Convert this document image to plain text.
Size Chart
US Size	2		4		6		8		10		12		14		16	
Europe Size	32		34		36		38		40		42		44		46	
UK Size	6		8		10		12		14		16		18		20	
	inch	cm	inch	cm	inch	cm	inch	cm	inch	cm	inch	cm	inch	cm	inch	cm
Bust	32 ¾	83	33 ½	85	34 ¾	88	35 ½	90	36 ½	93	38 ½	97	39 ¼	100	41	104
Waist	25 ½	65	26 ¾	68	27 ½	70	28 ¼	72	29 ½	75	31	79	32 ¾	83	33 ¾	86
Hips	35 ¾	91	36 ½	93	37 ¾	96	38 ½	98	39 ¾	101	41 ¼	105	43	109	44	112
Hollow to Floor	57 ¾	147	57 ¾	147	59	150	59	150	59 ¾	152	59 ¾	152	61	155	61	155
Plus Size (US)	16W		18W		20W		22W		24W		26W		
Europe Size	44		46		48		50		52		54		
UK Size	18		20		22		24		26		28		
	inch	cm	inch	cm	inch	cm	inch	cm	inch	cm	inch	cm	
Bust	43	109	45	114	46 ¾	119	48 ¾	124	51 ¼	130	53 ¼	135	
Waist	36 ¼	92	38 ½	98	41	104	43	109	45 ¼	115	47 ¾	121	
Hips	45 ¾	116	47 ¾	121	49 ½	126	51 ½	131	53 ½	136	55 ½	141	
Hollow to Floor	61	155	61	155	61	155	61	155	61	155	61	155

----------------

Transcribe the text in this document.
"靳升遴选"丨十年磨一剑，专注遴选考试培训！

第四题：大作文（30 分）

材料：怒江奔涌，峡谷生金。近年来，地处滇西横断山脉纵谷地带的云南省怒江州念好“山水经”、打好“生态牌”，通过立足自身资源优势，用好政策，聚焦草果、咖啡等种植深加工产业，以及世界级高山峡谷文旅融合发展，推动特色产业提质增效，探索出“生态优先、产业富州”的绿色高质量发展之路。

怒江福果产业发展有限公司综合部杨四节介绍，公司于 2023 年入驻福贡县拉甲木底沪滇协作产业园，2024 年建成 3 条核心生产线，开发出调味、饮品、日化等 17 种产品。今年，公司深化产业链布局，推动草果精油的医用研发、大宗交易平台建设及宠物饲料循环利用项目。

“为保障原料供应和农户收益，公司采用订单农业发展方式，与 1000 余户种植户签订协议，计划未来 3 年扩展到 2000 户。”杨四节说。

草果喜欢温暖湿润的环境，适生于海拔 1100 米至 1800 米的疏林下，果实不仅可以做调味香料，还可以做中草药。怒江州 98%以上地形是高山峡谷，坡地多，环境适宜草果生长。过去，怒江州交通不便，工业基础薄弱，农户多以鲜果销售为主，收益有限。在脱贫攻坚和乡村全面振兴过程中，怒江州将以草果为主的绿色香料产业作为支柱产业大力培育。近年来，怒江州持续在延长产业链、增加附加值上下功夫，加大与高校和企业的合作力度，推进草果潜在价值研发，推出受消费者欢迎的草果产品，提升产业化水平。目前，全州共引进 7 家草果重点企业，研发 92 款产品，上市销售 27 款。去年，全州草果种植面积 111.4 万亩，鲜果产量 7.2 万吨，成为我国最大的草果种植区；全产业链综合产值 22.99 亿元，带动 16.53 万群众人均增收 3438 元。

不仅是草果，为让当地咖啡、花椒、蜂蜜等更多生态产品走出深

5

----------------

Find each line that has the word "inch", then copy it out.

Written answer:
	inch	cm	inch	cm	inch	cm	inch	cm	inch	cm	inch	cm	inch	cm	inch	cm
	inch	cm	inch	cm	inch	cm	inch	cm	inch	cm	inch	cm	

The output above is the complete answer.